● **Saved entries**:
§

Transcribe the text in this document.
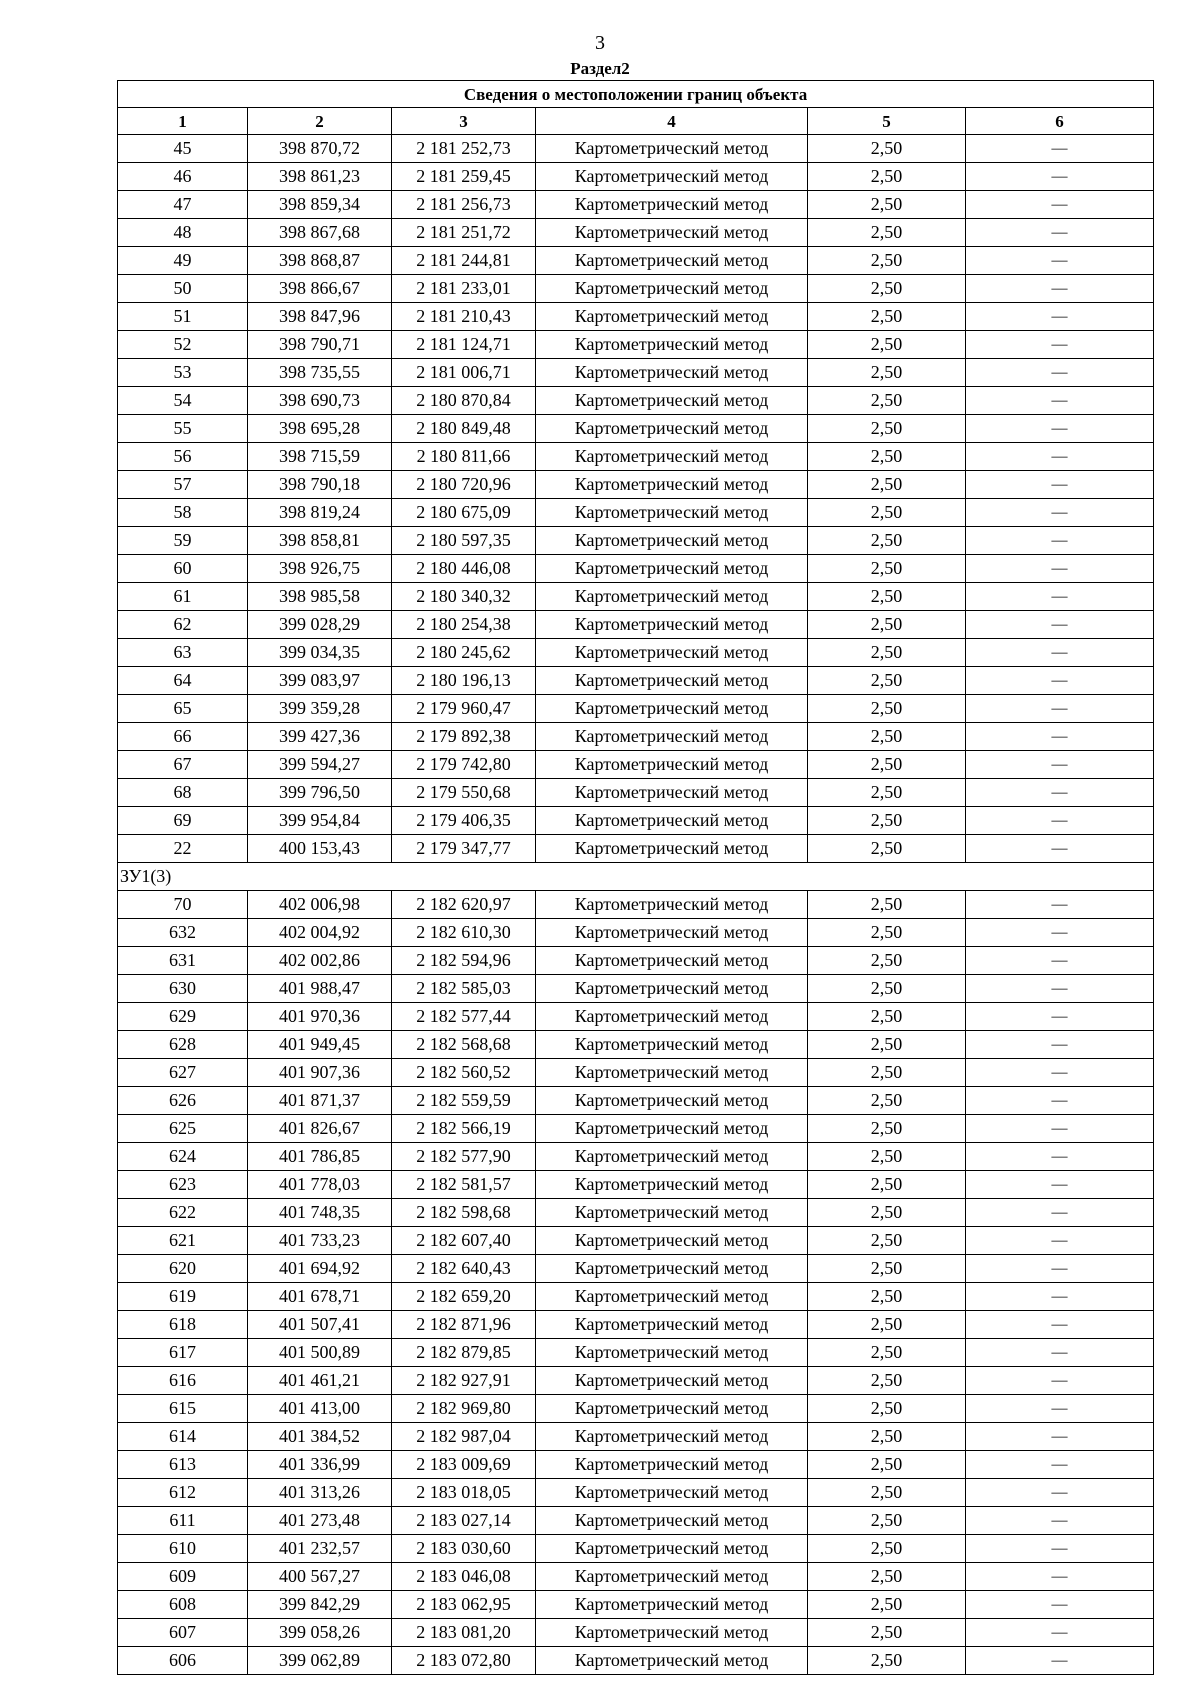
3
Раздел2
Сведения о местоположении границ объекта					
1	2	3	4	5	6
45	398 870,72	2 181 252,73	Картометрический метод	2,50	—
46	398 861,23	2 181 259,45	Картометрический метод	2,50	—
47	398 859,34	2 181 256,73	Картометрический метод	2,50	—
48	398 867,68	2 181 251,72	Картометрический метод	2,50	—
49	398 868,87	2 181 244,81	Картометрический метод	2,50	—
50	398 866,67	2 181 233,01	Картометрический метод	2,50	—
51	398 847,96	2 181 210,43	Картометрический метод	2,50	—
52	398 790,71	2 181 124,71	Картометрический метод	2,50	—
53	398 735,55	2 181 006,71	Картометрический метод	2,50	—
54	398 690,73	2 180 870,84	Картометрический метод	2,50	—
55	398 695,28	2 180 849,48	Картометрический метод	2,50	—
56	398 715,59	2 180 811,66	Картометрический метод	2,50	—
57	398 790,18	2 180 720,96	Картометрический метод	2,50	—
58	398 819,24	2 180 675,09	Картометрический метод	2,50	—
59	398 858,81	2 180 597,35	Картометрический метод	2,50	—
60	398 926,75	2 180 446,08	Картометрический метод	2,50	—
61	398 985,58	2 180 340,32	Картометрический метод	2,50	—
62	399 028,29	2 180 254,38	Картометрический метод	2,50	—
63	399 034,35	2 180 245,62	Картометрический метод	2,50	—
64	399 083,97	2 180 196,13	Картометрический метод	2,50	—
65	399 359,28	2 179 960,47	Картометрический метод	2,50	—
66	399 427,36	2 179 892,38	Картометрический метод	2,50	—
67	399 594,27	2 179 742,80	Картометрический метод	2,50	—
68	399 796,50	2 179 550,68	Картометрический метод	2,50	—
69	399 954,84	2 179 406,35	Картометрический метод	2,50	—
22	400 153,43	2 179 347,77	Картометрический метод	2,50	—
ЗУ1(3)					
70	402 006,98	2 182 620,97	Картометрический метод	2,50	—
632	402 004,92	2 182 610,30	Картометрический метод	2,50	—
631	402 002,86	2 182 594,96	Картометрический метод	2,50	—
630	401 988,47	2 182 585,03	Картометрический метод	2,50	—
629	401 970,36	2 182 577,44	Картометрический метод	2,50	—
628	401 949,45	2 182 568,68	Картометрический метод	2,50	—
627	401 907,36	2 182 560,52	Картометрический метод	2,50	—
626	401 871,37	2 182 559,59	Картометрический метод	2,50	—
625	401 826,67	2 182 566,19	Картометрический метод	2,50	—
624	401 786,85	2 182 577,90	Картометрический метод	2,50	—
623	401 778,03	2 182 581,57	Картометрический метод	2,50	—
622	401 748,35	2 182 598,68	Картометрический метод	2,50	—
621	401 733,23	2 182 607,40	Картометрический метод	2,50	—
620	401 694,92	2 182 640,43	Картометрический метод	2,50	—
619	401 678,71	2 182 659,20	Картометрический метод	2,50	—
618	401 507,41	2 182 871,96	Картометрический метод	2,50	—
617	401 500,89	2 182 879,85	Картометрический метод	2,50	—
616	401 461,21	2 182 927,91	Картометрический метод	2,50	—
615	401 413,00	2 182 969,80	Картометрический метод	2,50	—
614	401 384,52	2 182 987,04	Картометрический метод	2,50	—
613	401 336,99	2 183 009,69	Картометрический метод	2,50	—
612	401 313,26	2 183 018,05	Картометрический метод	2,50	—
611	401 273,48	2 183 027,14	Картометрический метод	2,50	—
610	401 232,57	2 183 030,60	Картометрический метод	2,50	—
609	400 567,27	2 183 046,08	Картометрический метод	2,50	—
608	399 842,29	2 183 062,95	Картометрический метод	2,50	—
607	399 058,26	2 183 081,20	Картометрический метод	2,50	—
606	399 062,89	2 183 072,80	Картометрический метод	2,50	—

§

● **The problem**:
Output a faithful copy of the data, with each picture left out.

● **Complete output**:
Transcribe the text in this document.
3
Раздел2
Сведения о местоположении границ объекта					
1	2	3	4	5	6
45	398 870,72	2 181 252,73	Картометрический метод	2,50	—
46	398 861,23	2 181 259,45	Картометрический метод	2,50	—
47	398 859,34	2 181 256,73	Картометрический метод	2,50	—
48	398 867,68	2 181 251,72	Картометрический метод	2,50	—
49	398 868,87	2 181 244,81	Картометрический метод	2,50	—
50	398 866,67	2 181 233,01	Картометрический метод	2,50	—
51	398 847,96	2 181 210,43	Картометрический метод	2,50	—
52	398 790,71	2 181 124,71	Картометрический метод	2,50	—
53	398 735,55	2 181 006,71	Картометрический метод	2,50	—
54	398 690,73	2 180 870,84	Картометрический метод	2,50	—
55	398 695,28	2 180 849,48	Картометрический метод	2,50	—
56	398 715,59	2 180 811,66	Картометрический метод	2,50	—
57	398 790,18	2 180 720,96	Картометрический метод	2,50	—
58	398 819,24	2 180 675,09	Картометрический метод	2,50	—
59	398 858,81	2 180 597,35	Картометрический метод	2,50	—
60	398 926,75	2 180 446,08	Картометрический метод	2,50	—
61	398 985,58	2 180 340,32	Картометрический метод	2,50	—
62	399 028,29	2 180 254,38	Картометрический метод	2,50	—
63	399 034,35	2 180 245,62	Картометрический метод	2,50	—
64	399 083,97	2 180 196,13	Картометрический метод	2,50	—
65	399 359,28	2 179 960,47	Картометрический метод	2,50	—
66	399 427,36	2 179 892,38	Картометрический метод	2,50	—
67	399 594,27	2 179 742,80	Картометрический метод	2,50	—
68	399 796,50	2 179 550,68	Картометрический метод	2,50	—
69	399 954,84	2 179 406,35	Картометрический метод	2,50	—
22	400 153,43	2 179 347,77	Картометрический метод	2,50	—
ЗУ1(3)					
70	402 006,98	2 182 620,97	Картометрический метод	2,50	—
632	402 004,92	2 182 610,30	Картометрический метод	2,50	—
631	402 002,86	2 182 594,96	Картометрический метод	2,50	—
630	401 988,47	2 182 585,03	Картометрический метод	2,50	—
629	401 970,36	2 182 577,44	Картометрический метод	2,50	—
628	401 949,45	2 182 568,68	Картометрический метод	2,50	—
627	401 907,36	2 182 560,52	Картометрический метод	2,50	—
626	401 871,37	2 182 559,59	Картометрический метод	2,50	—
625	401 826,67	2 182 566,19	Картометрический метод	2,50	—
624	401 786,85	2 182 577,90	Картометрический метод	2,50	—
623	401 778,03	2 182 581,57	Картометрический метод	2,50	—
622	401 748,35	2 182 598,68	Картометрический метод	2,50	—
621	401 733,23	2 182 607,40	Картометрический метод	2,50	—
620	401 694,92	2 182 640,43	Картометрический метод	2,50	—
619	401 678,71	2 182 659,20	Картометрический метод	2,50	—
618	401 507,41	2 182 871,96	Картометрический метод	2,50	—
617	401 500,89	2 182 879,85	Картометрический метод	2,50	—
616	401 461,21	2 182 927,91	Картометрический метод	2,50	—
615	401 413,00	2 182 969,80	Картометрический метод	2,50	—
614	401 384,52	2 182 987,04	Картометрический метод	2,50	—
613	401 336,99	2 183 009,69	Картометрический метод	2,50	—
612	401 313,26	2 183 018,05	Картометрический метод	2,50	—
611	401 273,48	2 183 027,14	Картометрический метод	2,50	—
610	401 232,57	2 183 030,60	Картометрический метод	2,50	—
609	400 567,27	2 183 046,08	Картометрический метод	2,50	—
608	399 842,29	2 183 062,95	Картометрический метод	2,50	—
607	399 058,26	2 183 081,20	Картометрический метод	2,50	—
606	399 062,89	2 183 072,80	Картометрический метод	2,50	—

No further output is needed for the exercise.